Give only the number of lines in the records below that contain the word "title".
start MATERIAL
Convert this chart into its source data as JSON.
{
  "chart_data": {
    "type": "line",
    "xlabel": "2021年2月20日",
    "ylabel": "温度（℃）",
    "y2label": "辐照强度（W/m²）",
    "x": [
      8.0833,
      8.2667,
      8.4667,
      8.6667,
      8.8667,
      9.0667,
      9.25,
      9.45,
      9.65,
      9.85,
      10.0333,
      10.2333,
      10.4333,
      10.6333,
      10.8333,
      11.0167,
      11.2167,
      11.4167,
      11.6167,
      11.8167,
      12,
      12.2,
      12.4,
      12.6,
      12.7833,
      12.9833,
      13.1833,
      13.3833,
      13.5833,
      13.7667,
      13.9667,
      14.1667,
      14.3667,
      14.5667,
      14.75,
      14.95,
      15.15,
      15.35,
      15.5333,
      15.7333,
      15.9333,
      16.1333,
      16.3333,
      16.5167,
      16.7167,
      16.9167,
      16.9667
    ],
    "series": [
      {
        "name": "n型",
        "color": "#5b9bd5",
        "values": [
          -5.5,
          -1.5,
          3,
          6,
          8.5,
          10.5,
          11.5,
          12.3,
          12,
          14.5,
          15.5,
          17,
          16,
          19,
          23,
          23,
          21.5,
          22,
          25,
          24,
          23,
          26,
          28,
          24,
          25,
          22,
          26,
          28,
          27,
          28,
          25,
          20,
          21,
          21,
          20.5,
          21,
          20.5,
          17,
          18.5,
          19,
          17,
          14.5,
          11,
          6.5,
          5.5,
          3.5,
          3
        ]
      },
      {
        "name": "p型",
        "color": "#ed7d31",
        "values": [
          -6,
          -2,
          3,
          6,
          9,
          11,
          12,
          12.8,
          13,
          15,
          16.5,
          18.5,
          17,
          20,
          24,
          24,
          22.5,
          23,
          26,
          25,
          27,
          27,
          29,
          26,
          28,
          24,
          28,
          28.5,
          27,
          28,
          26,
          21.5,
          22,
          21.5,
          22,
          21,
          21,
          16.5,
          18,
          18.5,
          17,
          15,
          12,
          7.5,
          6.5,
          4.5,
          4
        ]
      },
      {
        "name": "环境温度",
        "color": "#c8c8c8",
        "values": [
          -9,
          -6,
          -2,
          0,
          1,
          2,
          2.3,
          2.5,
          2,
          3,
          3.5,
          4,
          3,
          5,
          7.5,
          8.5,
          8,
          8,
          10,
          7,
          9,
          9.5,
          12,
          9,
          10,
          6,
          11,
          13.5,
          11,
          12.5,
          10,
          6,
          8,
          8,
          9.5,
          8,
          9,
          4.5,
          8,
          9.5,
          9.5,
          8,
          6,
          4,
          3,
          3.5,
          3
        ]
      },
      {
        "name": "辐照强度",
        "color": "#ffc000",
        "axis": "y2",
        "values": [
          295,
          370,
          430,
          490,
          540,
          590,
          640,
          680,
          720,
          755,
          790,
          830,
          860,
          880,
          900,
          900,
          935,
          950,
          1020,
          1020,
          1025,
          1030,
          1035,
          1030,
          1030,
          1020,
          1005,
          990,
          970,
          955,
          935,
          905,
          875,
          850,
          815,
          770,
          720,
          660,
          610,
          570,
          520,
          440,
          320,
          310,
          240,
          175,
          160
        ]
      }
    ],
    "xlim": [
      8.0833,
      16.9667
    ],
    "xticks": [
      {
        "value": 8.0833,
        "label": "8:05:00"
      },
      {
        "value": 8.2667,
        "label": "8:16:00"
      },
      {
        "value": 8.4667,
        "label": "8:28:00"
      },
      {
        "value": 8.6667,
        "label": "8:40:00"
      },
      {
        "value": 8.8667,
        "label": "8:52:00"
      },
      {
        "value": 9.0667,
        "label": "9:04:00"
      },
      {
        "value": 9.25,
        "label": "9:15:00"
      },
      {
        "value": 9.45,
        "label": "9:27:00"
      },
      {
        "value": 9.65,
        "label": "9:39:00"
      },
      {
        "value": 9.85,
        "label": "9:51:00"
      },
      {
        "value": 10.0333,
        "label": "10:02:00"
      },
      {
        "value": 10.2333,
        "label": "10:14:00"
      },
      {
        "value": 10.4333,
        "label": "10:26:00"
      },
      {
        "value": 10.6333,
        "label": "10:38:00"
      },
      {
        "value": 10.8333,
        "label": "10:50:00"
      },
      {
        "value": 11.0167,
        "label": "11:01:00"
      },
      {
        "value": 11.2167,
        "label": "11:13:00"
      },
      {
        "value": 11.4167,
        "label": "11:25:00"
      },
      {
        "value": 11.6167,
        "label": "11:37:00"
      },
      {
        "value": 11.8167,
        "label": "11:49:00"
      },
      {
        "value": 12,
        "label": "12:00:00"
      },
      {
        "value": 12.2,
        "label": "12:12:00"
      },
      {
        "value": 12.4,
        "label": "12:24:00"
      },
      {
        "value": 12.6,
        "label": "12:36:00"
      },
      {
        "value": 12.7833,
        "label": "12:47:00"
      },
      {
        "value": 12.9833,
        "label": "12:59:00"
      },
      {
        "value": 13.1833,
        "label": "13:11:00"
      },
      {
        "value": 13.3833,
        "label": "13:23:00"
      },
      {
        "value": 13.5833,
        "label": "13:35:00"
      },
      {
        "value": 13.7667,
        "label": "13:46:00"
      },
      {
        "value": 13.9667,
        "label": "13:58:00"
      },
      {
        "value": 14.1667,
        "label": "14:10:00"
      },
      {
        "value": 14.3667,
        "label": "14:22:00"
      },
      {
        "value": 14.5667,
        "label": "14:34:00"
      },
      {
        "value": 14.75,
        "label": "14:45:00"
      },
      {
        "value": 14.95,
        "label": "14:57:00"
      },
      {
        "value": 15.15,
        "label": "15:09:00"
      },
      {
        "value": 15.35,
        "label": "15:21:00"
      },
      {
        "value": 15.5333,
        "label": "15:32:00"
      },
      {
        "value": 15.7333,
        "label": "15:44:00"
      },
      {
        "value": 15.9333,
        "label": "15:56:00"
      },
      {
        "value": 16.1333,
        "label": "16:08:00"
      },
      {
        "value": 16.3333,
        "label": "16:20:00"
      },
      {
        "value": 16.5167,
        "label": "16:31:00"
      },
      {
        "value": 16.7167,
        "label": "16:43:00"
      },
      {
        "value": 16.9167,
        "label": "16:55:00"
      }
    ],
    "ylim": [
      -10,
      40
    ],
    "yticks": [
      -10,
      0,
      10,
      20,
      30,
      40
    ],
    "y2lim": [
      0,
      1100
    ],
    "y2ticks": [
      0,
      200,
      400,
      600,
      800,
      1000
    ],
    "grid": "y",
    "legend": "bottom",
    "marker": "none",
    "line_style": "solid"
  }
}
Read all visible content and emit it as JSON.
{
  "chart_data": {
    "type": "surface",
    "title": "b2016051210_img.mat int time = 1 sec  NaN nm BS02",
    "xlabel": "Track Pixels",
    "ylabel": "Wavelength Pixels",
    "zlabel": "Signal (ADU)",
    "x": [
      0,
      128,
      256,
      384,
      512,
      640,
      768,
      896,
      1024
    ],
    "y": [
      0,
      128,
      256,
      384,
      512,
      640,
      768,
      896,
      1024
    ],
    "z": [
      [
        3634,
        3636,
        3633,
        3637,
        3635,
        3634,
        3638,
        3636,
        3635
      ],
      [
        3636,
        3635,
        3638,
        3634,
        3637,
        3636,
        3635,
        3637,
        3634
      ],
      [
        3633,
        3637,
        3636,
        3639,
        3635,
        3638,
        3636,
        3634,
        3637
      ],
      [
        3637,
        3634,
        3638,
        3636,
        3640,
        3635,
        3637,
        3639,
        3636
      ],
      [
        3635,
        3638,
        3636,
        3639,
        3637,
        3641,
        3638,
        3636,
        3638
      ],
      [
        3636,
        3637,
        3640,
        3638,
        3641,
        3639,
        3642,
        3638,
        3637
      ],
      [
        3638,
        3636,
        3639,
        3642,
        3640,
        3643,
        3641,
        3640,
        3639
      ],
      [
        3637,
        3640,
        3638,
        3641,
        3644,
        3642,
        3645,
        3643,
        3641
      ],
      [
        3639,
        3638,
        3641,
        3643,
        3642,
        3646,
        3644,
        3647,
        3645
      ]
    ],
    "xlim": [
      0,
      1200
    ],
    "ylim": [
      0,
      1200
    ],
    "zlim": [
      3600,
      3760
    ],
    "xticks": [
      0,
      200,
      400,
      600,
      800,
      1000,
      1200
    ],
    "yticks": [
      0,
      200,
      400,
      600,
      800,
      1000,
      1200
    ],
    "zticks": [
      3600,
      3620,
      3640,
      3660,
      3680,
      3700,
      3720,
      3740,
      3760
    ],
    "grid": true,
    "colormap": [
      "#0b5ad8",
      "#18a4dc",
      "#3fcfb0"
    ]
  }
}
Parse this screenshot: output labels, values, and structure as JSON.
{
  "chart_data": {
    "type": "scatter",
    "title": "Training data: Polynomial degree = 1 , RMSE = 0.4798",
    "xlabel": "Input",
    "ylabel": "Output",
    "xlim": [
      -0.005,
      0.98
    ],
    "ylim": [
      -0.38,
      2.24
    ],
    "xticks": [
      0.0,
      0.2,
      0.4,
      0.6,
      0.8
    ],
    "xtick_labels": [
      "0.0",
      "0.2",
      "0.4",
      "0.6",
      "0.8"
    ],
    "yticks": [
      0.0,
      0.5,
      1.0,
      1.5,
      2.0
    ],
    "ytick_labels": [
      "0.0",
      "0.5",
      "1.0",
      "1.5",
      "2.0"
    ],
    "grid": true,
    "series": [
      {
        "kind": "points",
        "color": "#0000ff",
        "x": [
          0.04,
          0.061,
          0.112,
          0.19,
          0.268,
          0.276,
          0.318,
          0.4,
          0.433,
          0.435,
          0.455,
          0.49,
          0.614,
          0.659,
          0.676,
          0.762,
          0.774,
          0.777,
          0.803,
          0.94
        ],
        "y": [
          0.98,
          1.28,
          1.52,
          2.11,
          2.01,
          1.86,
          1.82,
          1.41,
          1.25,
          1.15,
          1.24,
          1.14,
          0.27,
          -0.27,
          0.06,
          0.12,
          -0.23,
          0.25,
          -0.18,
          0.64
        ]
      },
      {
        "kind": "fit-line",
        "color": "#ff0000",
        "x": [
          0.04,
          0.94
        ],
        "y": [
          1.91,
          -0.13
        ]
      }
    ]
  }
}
end MATERIAL
== WRITTEN REPLY ==
2